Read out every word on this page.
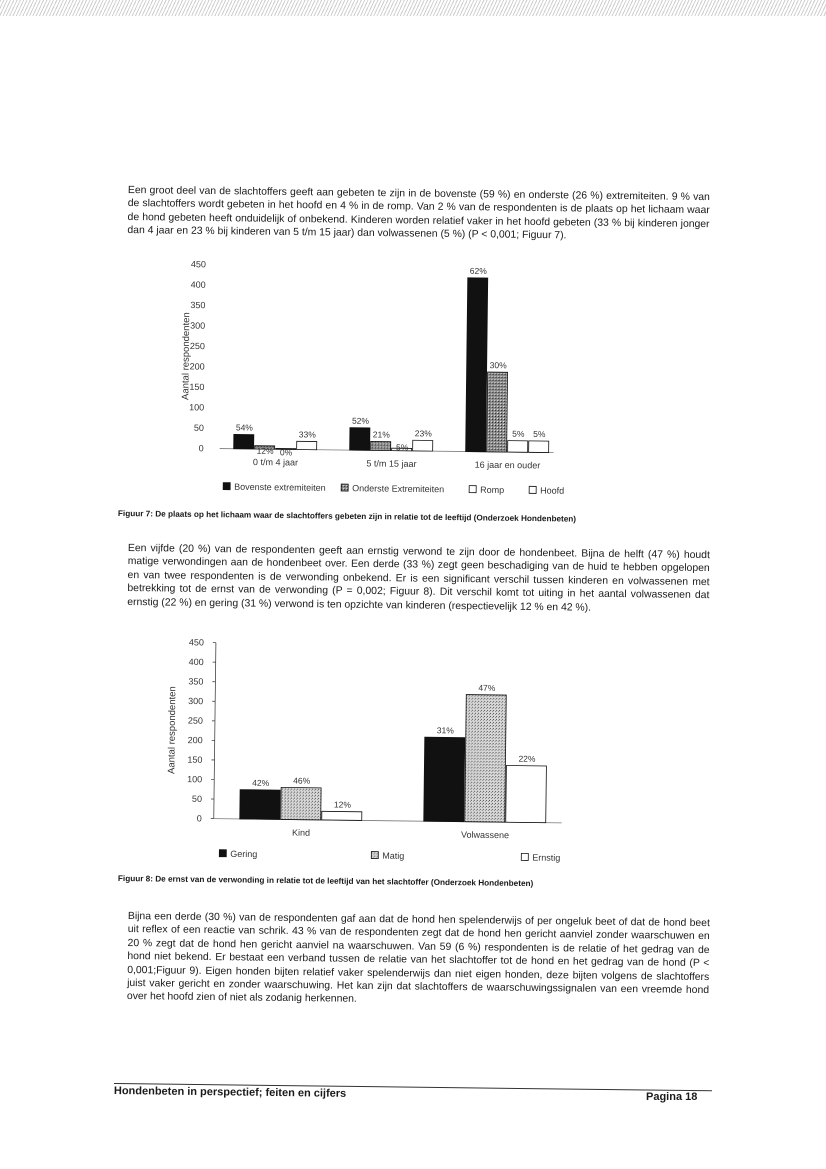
Een groot deel van de slachtoffers geeft aan gebeten te zijn in de bovenste (59 %) en onderste (26 %) extremiteiten. 9 % van de slachtoffers wordt gebeten in het hoofd en 4 % in de romp. Van 2 % van de respondenten is de plaats op het lichaam waar de hond gebeten heeft onduidelijk of onbekend. Kinderen worden relatief vaker in het hoofd gebeten (33 % bij kinderen jonger dan 4 jaar en 23 % bij kinderen van 5 t/m 15 jaar) dan volwassenen (5 %) (P < 0,001; Figuur 7).
Aantal respondenten
0
50
100
150
200
250
300
350
400
450
54%
12% 0%
33%
0 t/m 4 jaar
52%
21%
5%
23%
5 t/m 15 jaar
62%
30%
5% 5%
16 jaar en ouder
Bovenste extremiteiten	Onderste Extremiteiten	Romp	Hoofd
Figuur 7: De plaats op het lichaam waar de slachtoffers gebeten zijn in relatie tot de leeftijd (Onderzoek Hondenbeten)
Een vijfde (20 %) van de respondenten geeft aan ernstig verwond te zijn door de hondenbeet. Bijna de helft (47 %) houdt matige verwondingen aan de hondenbeet over. Een derde (33 %) zegt geen beschadiging van de huid te hebben opgelopen en van twee respondenten is de verwonding onbekend. Er is een significant verschil tussen kinderen en volwassenen met betrekking tot de ernst van de verwonding (P = 0,002; Figuur 8). Dit verschil komt tot uiting in het aantal volwassenen dat ernstig (22 %) en gering (31 %) verwond is ten opzichte van kinderen (respectievelijk 12 % en 42 %).
Aantal respondenten
0
50
100
150
200
250
300
350
400
450
42%	46%
12%
Kind
31%
47%
22%
Volwassene
Gering	Matig	Ernstig
Figuur 8: De ernst van de verwonding in relatie tot de leeftijd van het slachtoffer (Onderzoek Hondenbeten)
Bijna een derde (30 %) van de respondenten gaf aan dat de hond hen spelenderwijs of per ongeluk beet of dat de hond beet uit reflex of een reactie van schrik. 43 % van de respondenten zegt dat de hond hen gericht aanviel zonder waarschuwen en 20 % zegt dat de hond hen gericht aanviel na waarschuwen. Van 59 (6 %) respondenten is de relatie of het gedrag van de hond niet bekend. Er bestaat een verband tussen de relatie van het slachtoffer tot de hond en het gedrag van de hond (P < 0,001;Figuur 9). Eigen honden bijten relatief vaker spelenderwijs dan niet eigen honden, deze bijten volgens de slachtoffers juist vaker gericht en zonder waarschuwing. Het kan zijn dat slachtoffers de waarschuwingssignalen van een vreemde hond over het hoofd zien of niet als zodanig herkennen.
Hondenbeten in perspectief; feiten en cijfers	Pagina 18
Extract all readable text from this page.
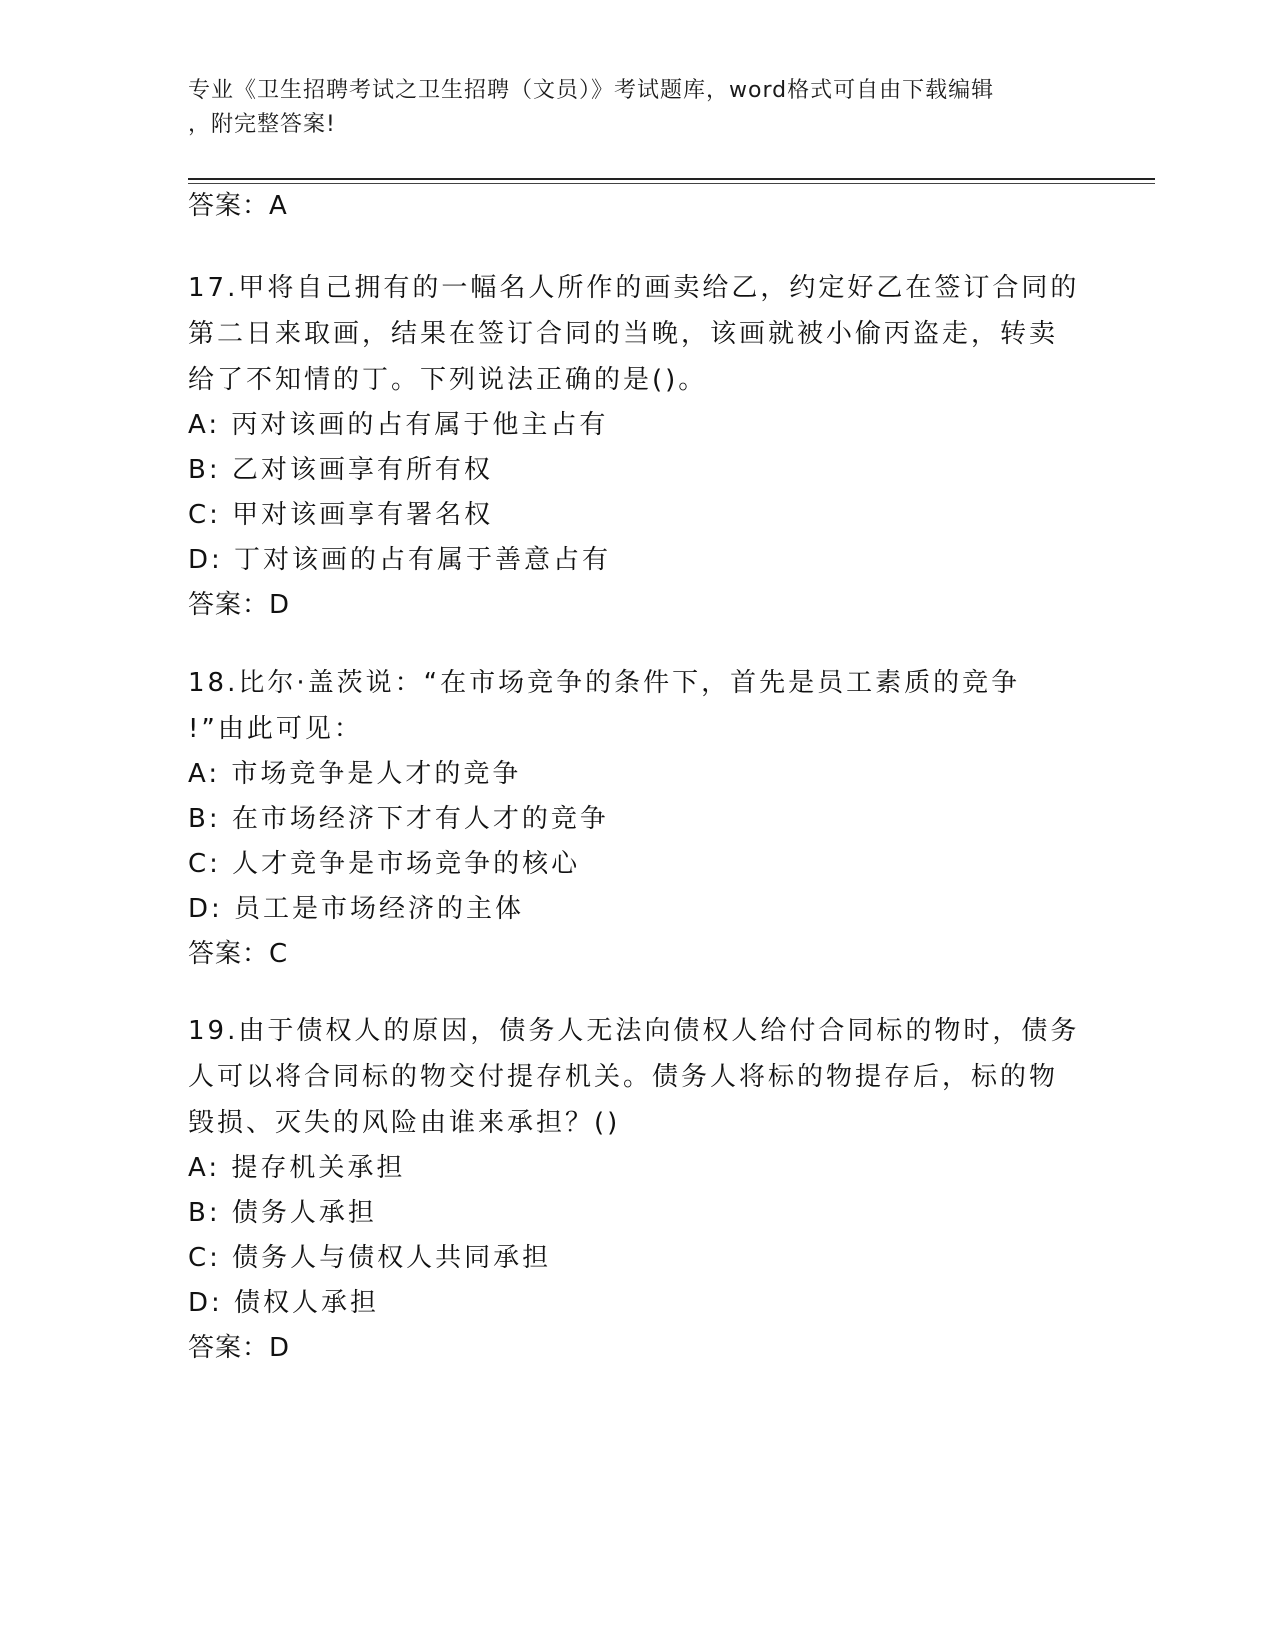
专业《卫生招聘考试之卫生招聘（文员）》考试题库，word格式可自由下载编辑
，附完整答案!
答案：A
17.甲将自己拥有的一幅名人所作的画卖给乙，约定好乙在签订合同的
第二日来取画，结果在签订合同的当晚，该画就被小偷丙盗走，转卖
给了不知情的丁。下列说法正确的是()。
A: 丙对该画的占有属于他主占有
B: 乙对该画享有所有权
C: 甲对该画享有署名权
D: 丁对该画的占有属于善意占有
答案：D
18.比尔·盖茨说：“在市场竞争的条件下，首先是员工素质的竞争
!”由此可见：
A: 市场竞争是人才的竞争
B: 在市场经济下才有人才的竞争
C: 人才竞争是市场竞争的核心
D: 员工是市场经济的主体
答案：C
19.由于债权人的原因，债务人无法向债权人给付合同标的物时，债务
人可以将合同标的物交付提存机关。债务人将标的物提存后，标的物
毁损、灭失的风险由谁来承担？()
A: 提存机关承担
B: 债务人承担
C: 债务人与债权人共同承担
D: 债权人承担
答案：D
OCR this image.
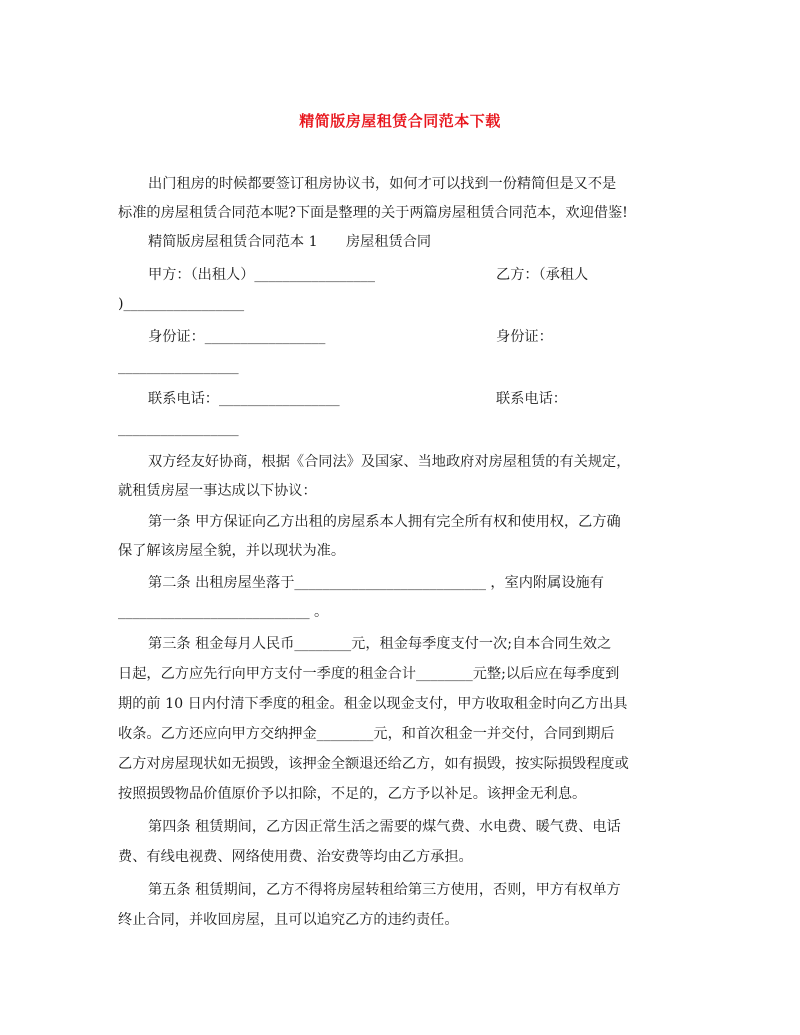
精简版房屋租赁合同范本下载
出门租房的时候都要签订租房协议书，如何才可以找到一份精简但是又不是
标准的房屋租赁合同范本呢?下面是整理的关于两篇房屋租赁合同范本，欢迎借鉴!
精简版房屋租赁合同范本 1　　房屋租赁合同
甲方：（出租人）_________________	乙方：（承租人
)_________________
身份证：_________________	身份证：
_________________
联系电话：_________________	联系电话：
_________________
双方经友好协商，根据《合同法》及国家、当地政府对房屋租赁的有关规定，
就租赁房屋一事达成以下协议：
第一条 甲方保证向乙方出租的房屋系本人拥有完全所有权和使用权，乙方确
保了解该房屋全貌，并以现状为准。
第二条 出租房屋坐落于___________________________ ，室内附属设施有
___________________________ 。
第三条 租金每月人民币________元，租金每季度支付一次;自本合同生效之
日起，乙方应先行向甲方支付一季度的租金合计________元整;以后应在每季度到
期的前 10 日内付清下季度的租金。租金以现金支付，甲方收取租金时向乙方出具
收条。乙方还应向甲方交纳押金________元，和首次租金一并交付，合同到期后
乙方对房屋现状如无损毁，该押金全额退还给乙方，如有损毁，按实际损毁程度或
按照损毁物品价值原价予以扣除，不足的，乙方予以补足。该押金无利息。
第四条 租赁期间，乙方因正常生活之需要的煤气费、水电费、暖气费、电话
费、有线电视费、网络使用费、治安费等均由乙方承担。
第五条 租赁期间，乙方不得将房屋转租给第三方使用，否则，甲方有权单方
终止合同，并收回房屋，且可以追究乙方的违约责任。
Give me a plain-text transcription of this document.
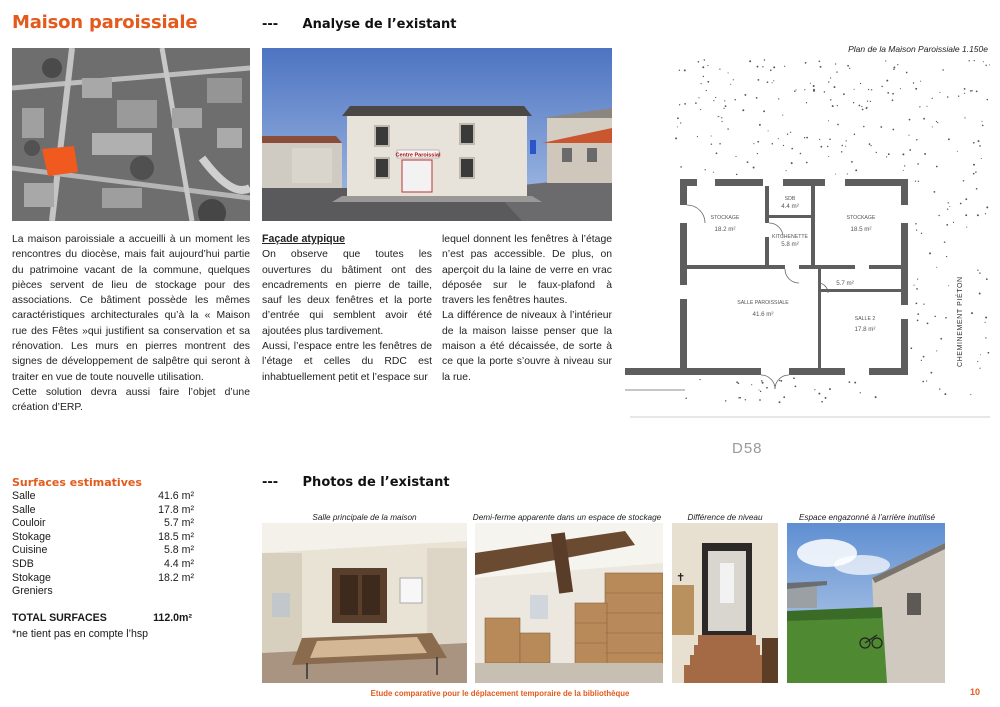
Maison paroissiale	--- Analyse de l’existant
Centre Paroissial

La maison paroissiale a accueilli à un moment les rencontres du diocèse, mais fait aujourd’hui partie du patrimoine vacant de la commune, quelques pièces servent de lieu de stockage pour des associations. Ce bâtiment possède les mêmes caractéristiques architecturales qu’à la « Maison rue des Fêtes »qui justifient sa conservation et sa rénovation. Les murs en pierres montrent des signes de développement de salpêtre qui seront à traiter en vue de toute nouvelle utilisation.

Cette solution devra aussi faire l’objet d’une création d’ERP.

Façade atypique

On observe que toutes les ouvertures du bâtiment ont des encadrements en pierre de taille, sauf les deux fenêtres et la porte d’entrée qui semblent avoir été ajoutées plus tardivement.

Aussi, l’espace entre les fenêtres de l’étage et celles du RDC est inhabtuellement petit et l’espace sur

lequel donnent les fenêtres à l’étage n’est pas accessible. De plus, on aperçoit du la laine de verre en vrac déposée sur le faux-plafond à travers les fenêtres hautes.

La différence de niveaux à l’intérieur de la maison laisse penser que la maison a été décaissée, de sorte à ce que la porte s’ouvre à niveau sur la rue.

Plan de la Maison Paroissiale 1.150e
STOCKAGE
18.2 m²
SDB
4.4 m²
STOCKAGE
18.5 m²
KITCHENETTE
5.8 m²
5.7 m²
SALLE PAROISSIALE
41.6 m²
SALLE 2
17.8 m²	CHEMINEMENT PIÉTON
D58
Surfaces estimatives
Salle	41.6 m²
Salle	17.8 m²
Couloir	5.7 m²
Stokage	18.5 m²
Cuisine	5.8 m²
SDB	4.4 m²
Stokage	18.2 m²
Greniers
TOTAL SURFACES	112.0m²
*ne tient pas en compte l’hsp
--- Photos de l’existant
Salle principale de la maison	Demi-ferme apparente dans un espace de stockage	Différence de niveau	Espace engazonné à l’arrière inutilisé
✝
Etude comparative pour le déplacement temporaire de la bibliothèque	10
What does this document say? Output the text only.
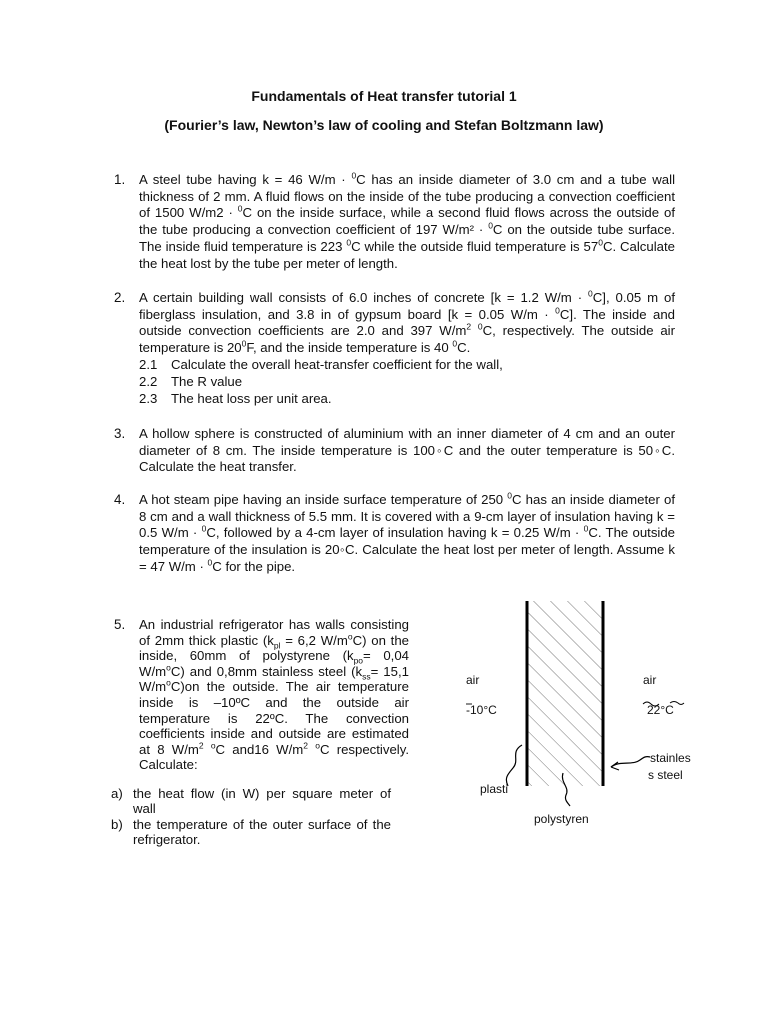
Fundamentals of Heat transfer tutorial 1
(Fourier’s law, Newton’s law of cooling and Stefan Boltzmann law)
1. A steel tube having k = 46 W/m · $^0$C has an inside diameter of 3.0 cm and a tube wall thickness of 2 mm. A fluid flows on the inside of the tube producing a convection coefficient of 1500 W/m2 · $^0$C on the inside surface, while a second fluid flows across the outside of the tube producing a convection coefficient of 197 W/m² · $^0$C on the outside tube surface. The inside fluid temperature is 223 $^0$C while the outside fluid temperature is $57^0C$. Calculate the heat lost by the tube per meter of length.
2. A certain building wall consists of 6.0 inches of concrete [k = 1.2 W/m · $^0$C], 0.05 m of fiberglass insulation, and 3.8 in of gypsum board [k = 0.05 W/m · $^0$C]. The inside and outside convection coefficients are 2.0 and 397 $W/m^2$ $^0$C, respectively. The outside air temperature is $20^0F$, and the inside temperature is 40 $^0$C.
2.1 Calculate the overall heat-transfer coefficient for the wall,
2.2 The R value
2.3 The heat loss per unit area.
3. A hollow sphere is constructed of aluminium with an inner diameter of 4 cm and an outer diameter of 8 cm. The inside temperature is 100◦C and the outer temperature is 50◦C. Calculate the heat transfer.
4. A hot steam pipe having an inside surface temperature of 250 $^0$C has an inside diameter of 8 cm and a wall thickness of 5.5 mm. It is covered with a 9-cm layer of insulation having k = 0.5 W/m · $^0$C, followed by a 4-cm layer of insulation having k = 0.25 W/m · $^0$C. The outside temperature of the insulation is 20◦C. Calculate the heat lost per meter of length. Assume k = 47 W/m · $^0$C for the pipe.
5. An industrial refrigerator has walls consisting of 2mm thick plastic ($k_{pl} = 6,2$ $W/m^oC$) on the inside, 60mm of polystyrene ($k_{po}= 0,04$ $W/m^oC$) and 0,8mm stainless steel ($k_{ss}= 15,1$ $W/m^oC)on$ the outside. The air temperature inside is –10ºC and the outside air temperature is 22ºC. The convection coefficients inside and outside are estimated at 8 $W/m^2$ $^o$C and16 $W/m^2$ $^o$C respectively. Calculate:
a) the heat flow (in W) per square meter of wall
b) the temperature of the outer surface of the refrigerator.
air
-10°C
air
22°C
plasti
polystyren
stainles
s steel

--- TASK DIRECTIONS ---
Locate the word "vaker" in the records and collect each line it appears in.

--- THE RESULT ---
Een groot deel van de slachtoffers geeft aan gebeten te zijn in de bovenste (59 %) en onderste (26 %) extremiteiten. 9 % van de slachtoffers wordt gebeten in het hoofd en 4 % in de romp. Van 2 % van de respondenten is de plaats op het lichaam waar de hond gebeten heeft onduidelijk of onbekend. Kinderen worden relatief vaker in het hoofd gebeten (33 % bij kinderen jonger dan 4 jaar en 23 % bij kinderen van 5 t/m 15 jaar) dan volwassenen (5 %) (P < 0,001; Figuur 7).
Bijna een derde (30 %) van de respondenten gaf aan dat de hond hen spelenderwijs of per ongeluk beet of dat de hond beet uit reflex of een reactie van schrik. 43 % van de respondenten zegt dat de hond hen gericht aanviel zonder waarschuwen en 20 % zegt dat de hond hen gericht aanviel na waarschuwen. Van 59 (6 %) respondenten is de relatie of het gedrag van de hond niet bekend. Er bestaat een verband tussen de relatie van het slachtoffer tot de hond en het gedrag van de hond (P < 0,001;Figuur 9). Eigen honden bijten relatief vaker spelenderwijs dan niet eigen honden, deze bijten volgens de slachtoffers juist vaker gericht en zonder waarschuwing. Het kan zijn dat slachtoffers de waarschuwingssignalen van een vreemde hond over het hoofd zien of niet als zodanig herkennen.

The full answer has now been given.